EXCERPT TO READ:
ABITECH Analysis · Nigeria infrastructure Sentiment: 0.85 (very_positive) · 08/04/2026
Nigerian Aviation Handling Company (NAHCO) Plc, one of West Africa's largest ground handling and logistics operators, has announced a substantial shareholder distribution totalling N12.2 billion (approximately €16.3 million), signalling renewed investor confidence in Nigeria's aviation and cargo sectors after years of operational headwinds.

The dividend and bonus share package reflects NAHCO's reported double-digit growth across core operational metrics during the 2025 financial year—a notable achievement given the airline industry's historically volatile margin profile in emerging markets. For European investors unfamiliar with Nigerian aviation infrastructure, NAHCO's recovery carries broader implications for Nigeria's logistics ecosystem and the continent's supply chain modernisation.

**The Aviation Recovery Context**

Nigeria's aviation sector has faced significant pressure since 2022, including fuel scarcity, foreign exchange volatility, and reduced international traffic following global travel restrictions. However, 2024-2025 marked a turning point: devaluation of the naira completed, fuel availability improved, and international carriers resumed expanded operations at Lagos's Murtala Muhammed International Airport—Africa's busiest hub by passenger volume.

NAHCO, which provides ground handling, cargo management, and logistics services across Nigeria's three major airports (Lagos, Kano, Abuja), benefits directly from this recovery. The company's growth in cargo volumes reflects both returning international traffic and an emerging trend of European and Asian logistics firms repositioning African distribution through Lagos.

**Why European Investors Should Notice**

For European supply chain operators, NAHCO's performance signals three critical developments:

First, **Lagos is becoming a credible African logistics hub again**. European pharmaceutical, automotive, and e-commerce companies increasingly use West African distribution centres rather than servicing the continent from Europe. NAHCO's capacity expansion and profitability improvement make it a barometer for this shift.

[Document structure recognition data]
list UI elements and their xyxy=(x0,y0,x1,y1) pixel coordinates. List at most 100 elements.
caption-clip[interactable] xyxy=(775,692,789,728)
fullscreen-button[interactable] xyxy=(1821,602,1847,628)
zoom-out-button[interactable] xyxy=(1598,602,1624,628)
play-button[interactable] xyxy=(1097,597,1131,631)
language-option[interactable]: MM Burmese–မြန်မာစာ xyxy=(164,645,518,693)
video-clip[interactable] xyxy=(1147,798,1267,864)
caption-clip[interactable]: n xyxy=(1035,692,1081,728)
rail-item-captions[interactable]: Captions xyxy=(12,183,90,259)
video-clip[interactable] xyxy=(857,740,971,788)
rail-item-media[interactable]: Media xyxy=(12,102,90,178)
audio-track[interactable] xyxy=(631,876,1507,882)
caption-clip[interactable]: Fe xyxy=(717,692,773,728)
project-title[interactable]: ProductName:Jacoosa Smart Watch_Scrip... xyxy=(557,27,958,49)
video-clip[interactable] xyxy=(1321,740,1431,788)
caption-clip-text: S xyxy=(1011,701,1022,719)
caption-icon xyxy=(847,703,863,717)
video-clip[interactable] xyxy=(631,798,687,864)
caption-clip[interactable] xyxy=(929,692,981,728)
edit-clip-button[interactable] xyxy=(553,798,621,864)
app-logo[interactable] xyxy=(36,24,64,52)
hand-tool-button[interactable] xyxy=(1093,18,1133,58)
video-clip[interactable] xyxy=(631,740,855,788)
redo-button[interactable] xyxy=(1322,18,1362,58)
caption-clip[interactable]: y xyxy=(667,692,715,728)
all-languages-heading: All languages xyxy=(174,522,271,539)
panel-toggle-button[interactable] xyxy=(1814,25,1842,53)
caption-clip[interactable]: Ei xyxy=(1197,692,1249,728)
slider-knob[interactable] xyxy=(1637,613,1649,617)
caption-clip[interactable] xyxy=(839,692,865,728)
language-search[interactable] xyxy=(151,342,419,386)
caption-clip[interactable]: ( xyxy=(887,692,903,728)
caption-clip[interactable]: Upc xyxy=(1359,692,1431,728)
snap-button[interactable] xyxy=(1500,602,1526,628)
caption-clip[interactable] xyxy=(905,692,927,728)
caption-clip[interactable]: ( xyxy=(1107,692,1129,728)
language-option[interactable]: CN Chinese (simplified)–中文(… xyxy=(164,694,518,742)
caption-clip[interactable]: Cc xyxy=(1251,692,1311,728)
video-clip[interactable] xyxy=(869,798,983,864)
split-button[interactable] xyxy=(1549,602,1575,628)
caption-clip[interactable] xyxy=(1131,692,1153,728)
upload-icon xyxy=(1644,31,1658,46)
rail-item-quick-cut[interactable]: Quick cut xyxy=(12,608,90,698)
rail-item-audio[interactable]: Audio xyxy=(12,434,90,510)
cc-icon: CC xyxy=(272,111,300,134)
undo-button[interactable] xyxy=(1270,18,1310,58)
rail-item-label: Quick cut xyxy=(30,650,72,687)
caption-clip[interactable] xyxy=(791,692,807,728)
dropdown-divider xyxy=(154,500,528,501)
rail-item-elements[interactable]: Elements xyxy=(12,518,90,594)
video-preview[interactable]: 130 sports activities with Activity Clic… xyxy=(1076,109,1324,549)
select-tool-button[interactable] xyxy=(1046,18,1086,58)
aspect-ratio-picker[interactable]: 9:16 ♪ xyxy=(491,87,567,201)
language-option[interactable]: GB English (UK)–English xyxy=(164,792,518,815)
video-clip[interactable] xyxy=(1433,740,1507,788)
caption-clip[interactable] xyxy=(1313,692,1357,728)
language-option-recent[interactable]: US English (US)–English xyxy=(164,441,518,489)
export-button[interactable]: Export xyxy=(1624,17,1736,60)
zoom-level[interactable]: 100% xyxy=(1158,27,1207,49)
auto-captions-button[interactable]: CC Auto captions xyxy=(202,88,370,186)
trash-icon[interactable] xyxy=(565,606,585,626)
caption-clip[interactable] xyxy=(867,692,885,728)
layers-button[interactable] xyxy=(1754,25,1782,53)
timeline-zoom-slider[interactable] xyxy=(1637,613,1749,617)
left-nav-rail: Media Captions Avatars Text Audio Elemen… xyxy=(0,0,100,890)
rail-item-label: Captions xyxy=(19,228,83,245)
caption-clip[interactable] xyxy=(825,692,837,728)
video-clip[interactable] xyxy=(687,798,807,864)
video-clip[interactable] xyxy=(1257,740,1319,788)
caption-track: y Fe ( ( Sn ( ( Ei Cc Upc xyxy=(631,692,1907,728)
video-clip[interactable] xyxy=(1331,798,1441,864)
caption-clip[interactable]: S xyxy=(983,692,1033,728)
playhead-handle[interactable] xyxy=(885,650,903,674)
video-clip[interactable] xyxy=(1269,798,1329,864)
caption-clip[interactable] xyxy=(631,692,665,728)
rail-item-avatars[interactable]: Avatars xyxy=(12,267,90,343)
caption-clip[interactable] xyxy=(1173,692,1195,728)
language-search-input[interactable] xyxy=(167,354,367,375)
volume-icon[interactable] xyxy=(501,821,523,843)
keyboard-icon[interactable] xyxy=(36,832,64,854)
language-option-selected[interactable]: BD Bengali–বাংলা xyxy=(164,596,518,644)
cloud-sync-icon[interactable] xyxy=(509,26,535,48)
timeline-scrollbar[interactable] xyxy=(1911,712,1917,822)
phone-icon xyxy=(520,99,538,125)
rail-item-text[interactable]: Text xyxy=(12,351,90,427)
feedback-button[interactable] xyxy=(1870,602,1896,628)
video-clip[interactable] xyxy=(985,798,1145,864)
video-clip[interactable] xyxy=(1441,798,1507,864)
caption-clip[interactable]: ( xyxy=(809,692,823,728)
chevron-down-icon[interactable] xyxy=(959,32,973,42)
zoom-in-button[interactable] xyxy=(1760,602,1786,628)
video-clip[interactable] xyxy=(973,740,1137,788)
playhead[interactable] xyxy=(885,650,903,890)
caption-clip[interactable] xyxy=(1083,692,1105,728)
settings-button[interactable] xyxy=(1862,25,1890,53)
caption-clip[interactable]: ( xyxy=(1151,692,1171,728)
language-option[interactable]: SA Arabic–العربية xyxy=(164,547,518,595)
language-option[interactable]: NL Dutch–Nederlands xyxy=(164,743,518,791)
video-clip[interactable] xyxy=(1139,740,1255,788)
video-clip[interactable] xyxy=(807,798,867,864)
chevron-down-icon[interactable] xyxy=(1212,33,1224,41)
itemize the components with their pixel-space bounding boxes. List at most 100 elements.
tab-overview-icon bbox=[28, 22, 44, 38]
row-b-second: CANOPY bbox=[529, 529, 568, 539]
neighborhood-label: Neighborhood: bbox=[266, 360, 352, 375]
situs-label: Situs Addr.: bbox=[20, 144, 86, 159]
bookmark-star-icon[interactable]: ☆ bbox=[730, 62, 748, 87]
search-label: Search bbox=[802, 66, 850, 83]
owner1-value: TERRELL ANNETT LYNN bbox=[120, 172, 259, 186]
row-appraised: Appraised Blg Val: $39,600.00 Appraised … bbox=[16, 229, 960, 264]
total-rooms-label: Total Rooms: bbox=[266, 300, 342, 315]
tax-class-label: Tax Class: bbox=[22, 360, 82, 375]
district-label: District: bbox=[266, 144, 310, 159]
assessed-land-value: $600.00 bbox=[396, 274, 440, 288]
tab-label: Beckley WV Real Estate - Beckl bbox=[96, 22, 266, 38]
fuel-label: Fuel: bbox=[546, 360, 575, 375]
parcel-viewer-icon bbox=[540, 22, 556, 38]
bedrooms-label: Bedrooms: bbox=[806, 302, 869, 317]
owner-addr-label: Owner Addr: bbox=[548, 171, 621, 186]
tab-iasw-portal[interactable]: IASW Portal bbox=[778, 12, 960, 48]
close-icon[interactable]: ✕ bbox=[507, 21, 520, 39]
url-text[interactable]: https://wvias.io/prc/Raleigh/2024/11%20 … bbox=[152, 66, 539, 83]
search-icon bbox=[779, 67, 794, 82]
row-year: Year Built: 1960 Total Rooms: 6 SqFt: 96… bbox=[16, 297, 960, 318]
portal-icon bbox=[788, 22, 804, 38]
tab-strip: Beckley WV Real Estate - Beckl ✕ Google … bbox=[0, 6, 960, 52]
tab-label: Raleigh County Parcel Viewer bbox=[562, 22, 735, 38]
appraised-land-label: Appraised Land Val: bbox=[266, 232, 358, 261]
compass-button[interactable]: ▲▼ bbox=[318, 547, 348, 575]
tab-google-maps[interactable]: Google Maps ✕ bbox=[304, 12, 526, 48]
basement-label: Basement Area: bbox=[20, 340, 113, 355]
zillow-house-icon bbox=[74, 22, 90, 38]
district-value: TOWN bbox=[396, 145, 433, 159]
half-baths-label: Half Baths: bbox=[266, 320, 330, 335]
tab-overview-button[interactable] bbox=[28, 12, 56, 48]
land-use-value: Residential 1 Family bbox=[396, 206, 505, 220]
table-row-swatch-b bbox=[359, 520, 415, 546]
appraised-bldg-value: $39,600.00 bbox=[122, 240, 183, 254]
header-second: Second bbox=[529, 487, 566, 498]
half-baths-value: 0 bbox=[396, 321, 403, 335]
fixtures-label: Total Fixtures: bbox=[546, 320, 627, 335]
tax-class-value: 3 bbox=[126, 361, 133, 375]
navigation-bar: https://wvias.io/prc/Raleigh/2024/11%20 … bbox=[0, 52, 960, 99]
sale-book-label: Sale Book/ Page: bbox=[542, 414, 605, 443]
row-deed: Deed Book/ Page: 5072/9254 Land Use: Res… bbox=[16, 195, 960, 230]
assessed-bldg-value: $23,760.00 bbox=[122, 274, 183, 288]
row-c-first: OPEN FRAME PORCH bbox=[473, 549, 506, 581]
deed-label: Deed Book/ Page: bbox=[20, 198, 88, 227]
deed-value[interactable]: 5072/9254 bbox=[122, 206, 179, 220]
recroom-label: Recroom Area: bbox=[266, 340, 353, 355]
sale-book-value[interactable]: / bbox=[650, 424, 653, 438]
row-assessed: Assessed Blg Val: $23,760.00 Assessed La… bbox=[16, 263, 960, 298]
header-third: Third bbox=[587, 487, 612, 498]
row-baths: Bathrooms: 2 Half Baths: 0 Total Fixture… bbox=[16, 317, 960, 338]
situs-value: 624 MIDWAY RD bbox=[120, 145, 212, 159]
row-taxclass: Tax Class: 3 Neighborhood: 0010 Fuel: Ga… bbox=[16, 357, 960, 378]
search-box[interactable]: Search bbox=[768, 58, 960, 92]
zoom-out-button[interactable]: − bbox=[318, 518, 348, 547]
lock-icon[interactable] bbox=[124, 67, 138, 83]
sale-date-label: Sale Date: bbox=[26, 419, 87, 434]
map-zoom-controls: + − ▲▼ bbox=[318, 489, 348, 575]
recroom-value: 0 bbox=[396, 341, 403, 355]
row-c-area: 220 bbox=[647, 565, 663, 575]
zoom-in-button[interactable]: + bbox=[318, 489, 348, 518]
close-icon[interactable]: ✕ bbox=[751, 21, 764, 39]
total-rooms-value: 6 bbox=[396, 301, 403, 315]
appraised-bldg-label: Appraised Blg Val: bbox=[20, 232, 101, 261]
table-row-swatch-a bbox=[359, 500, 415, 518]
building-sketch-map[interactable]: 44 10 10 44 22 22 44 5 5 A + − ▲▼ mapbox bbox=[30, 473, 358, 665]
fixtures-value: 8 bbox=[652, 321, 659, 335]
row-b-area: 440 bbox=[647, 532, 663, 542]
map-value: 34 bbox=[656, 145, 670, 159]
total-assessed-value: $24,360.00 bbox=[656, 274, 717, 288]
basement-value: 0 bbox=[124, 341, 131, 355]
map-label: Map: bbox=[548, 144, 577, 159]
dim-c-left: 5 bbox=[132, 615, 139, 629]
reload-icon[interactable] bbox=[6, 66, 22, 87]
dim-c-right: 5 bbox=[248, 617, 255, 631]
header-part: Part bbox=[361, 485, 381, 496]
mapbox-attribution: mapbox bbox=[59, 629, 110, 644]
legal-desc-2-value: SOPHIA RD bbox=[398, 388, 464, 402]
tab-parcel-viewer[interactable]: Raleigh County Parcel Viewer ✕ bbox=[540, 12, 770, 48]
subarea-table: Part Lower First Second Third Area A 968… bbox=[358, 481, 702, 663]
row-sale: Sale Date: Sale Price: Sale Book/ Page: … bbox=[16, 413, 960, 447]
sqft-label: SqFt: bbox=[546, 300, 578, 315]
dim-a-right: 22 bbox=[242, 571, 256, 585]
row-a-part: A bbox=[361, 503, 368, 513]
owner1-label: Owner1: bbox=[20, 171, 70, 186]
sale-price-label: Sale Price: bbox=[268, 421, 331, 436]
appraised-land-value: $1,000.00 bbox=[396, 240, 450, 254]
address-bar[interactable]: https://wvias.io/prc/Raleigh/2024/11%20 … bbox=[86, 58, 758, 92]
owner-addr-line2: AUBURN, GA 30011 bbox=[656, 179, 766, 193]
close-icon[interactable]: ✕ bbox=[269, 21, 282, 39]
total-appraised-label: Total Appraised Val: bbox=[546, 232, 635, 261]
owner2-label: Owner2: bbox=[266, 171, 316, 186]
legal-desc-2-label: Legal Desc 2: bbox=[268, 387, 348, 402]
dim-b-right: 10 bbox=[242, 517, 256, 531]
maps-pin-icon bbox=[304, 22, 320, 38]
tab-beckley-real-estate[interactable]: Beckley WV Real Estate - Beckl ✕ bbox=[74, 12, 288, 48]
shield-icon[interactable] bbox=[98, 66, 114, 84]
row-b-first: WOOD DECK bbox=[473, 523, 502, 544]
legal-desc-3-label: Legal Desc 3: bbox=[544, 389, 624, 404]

WHAT TO DO:
Write out the NAHCO article in full, word for word. The items are separate material and have no connection to the NAHCO article.

RESPONSE TO THIS EXERCISE:
ABITECH Analysis · Nigeria infrastructure Sentiment: 0.85 (very_positive) · 08/04/2026
Nigerian Aviation Handling Company (NAHCO) Plc, one of West Africa's largest ground handling and logistics operators, has announced a substantial shareholder distribution totalling N12.2 billion (approximately €16.3 million), signalling renewed investor confidence in Nigeria's aviation and cargo sectors after years of operational headwinds.

The dividend and bonus share package reflects NAHCO's reported double-digit growth across core operational metrics during the 2025 financial year—a notable achievement given the airline industry's historically volatile margin profile in emerging markets. For European investors unfamiliar with Nigerian aviation infrastructure, NAHCO's recovery carries broader implications for Nigeria's logistics ecosystem and the continent's supply chain modernisation.

**The Aviation Recovery Context**

Nigeria's aviation sector has faced significant pressure since 2022, including fuel scarcity, foreign exchange volatility, and reduced international traffic following global travel restrictions. However, 2024-2025 marked a turning point: devaluation of the naira completed, fuel availability improved, and international carriers resumed expanded operations at Lagos's Murtala Muhammed International Airport—Africa's busiest hub by passenger volume.

NAHCO, which provides ground handling, cargo management, and logistics services across Nigeria's three major airports (Lagos, Kano, Abuja), benefits directly from this recovery. The company's growth in cargo volumes reflects both returning international traffic and an emerging trend of European and Asian logistics firms repositioning African distribution through Lagos.

**Why European Investors Should Notice**

For European supply chain operators, NAHCO's performance signals three critical developments:

First, **Lagos is becoming a credible African logistics hub again**. European pharmaceutical, automotive, and e-commerce companies increasingly use West African distribution centres rather than servicing the continent from Europe. NAHCO's capacity expansion and profitability improvement make it a barometer for this shift.